[START Input rows]

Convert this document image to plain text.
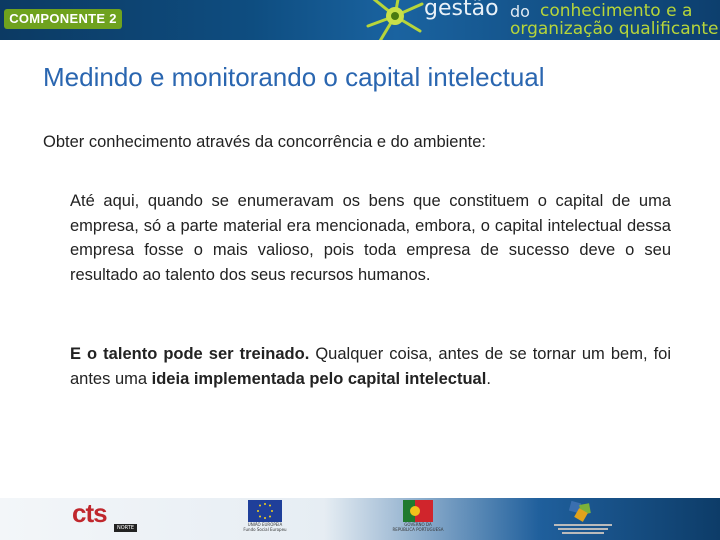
COMPONENTE 2	gestão do conhecimento e a
organização qualificante
Medindo e monitorando o capital intelectual
Obter conhecimento através da concorrência e do ambiente:

Até aqui, quando se enumeravam os bens que constituem o capital de uma empresa, só a parte material era mencionada, embora, o capital intelectual dessa empresa fosse o mais valioso, pois toda empresa de sucesso deve o seu resultado ao talento dos seus recursos humanos.

E o talento pode ser treinado. Qualquer coisa, antes de se tornar um bem, foi antes uma ideia implementada pelo capital intelectual.

cts	NORTE
UNIÃO EUROPEIA
Fundo Social Europeu
GOVERNO DA
REPÚBLICA PORTUGUESA
41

[END Input rows]

» **Exercise aim**
Copy every record above exactly, leaving out the pictures.

» **Response for this exercise**
Convert this document image to plain text.
COMPONENTE 2	gestão do conhecimento e a
organização qualificante
Medindo e monitorando o capital intelectual
Obter conhecimento através da concorrência e do ambiente:

Até aqui, quando se enumeravam os bens que constituem o capital de uma empresa, só a parte material era mencionada, embora, o capital intelectual dessa empresa fosse o mais valioso, pois toda empresa de sucesso deve o seu resultado ao talento dos seus recursos humanos.

E o talento pode ser treinado. Qualquer coisa, antes de se tornar um bem, foi antes uma ideia implementada pelo capital intelectual.

cts	NORTE
UNIÃO EUROPEIA
Fundo Social Europeu
GOVERNO DA
REPÚBLICA PORTUGUESA
41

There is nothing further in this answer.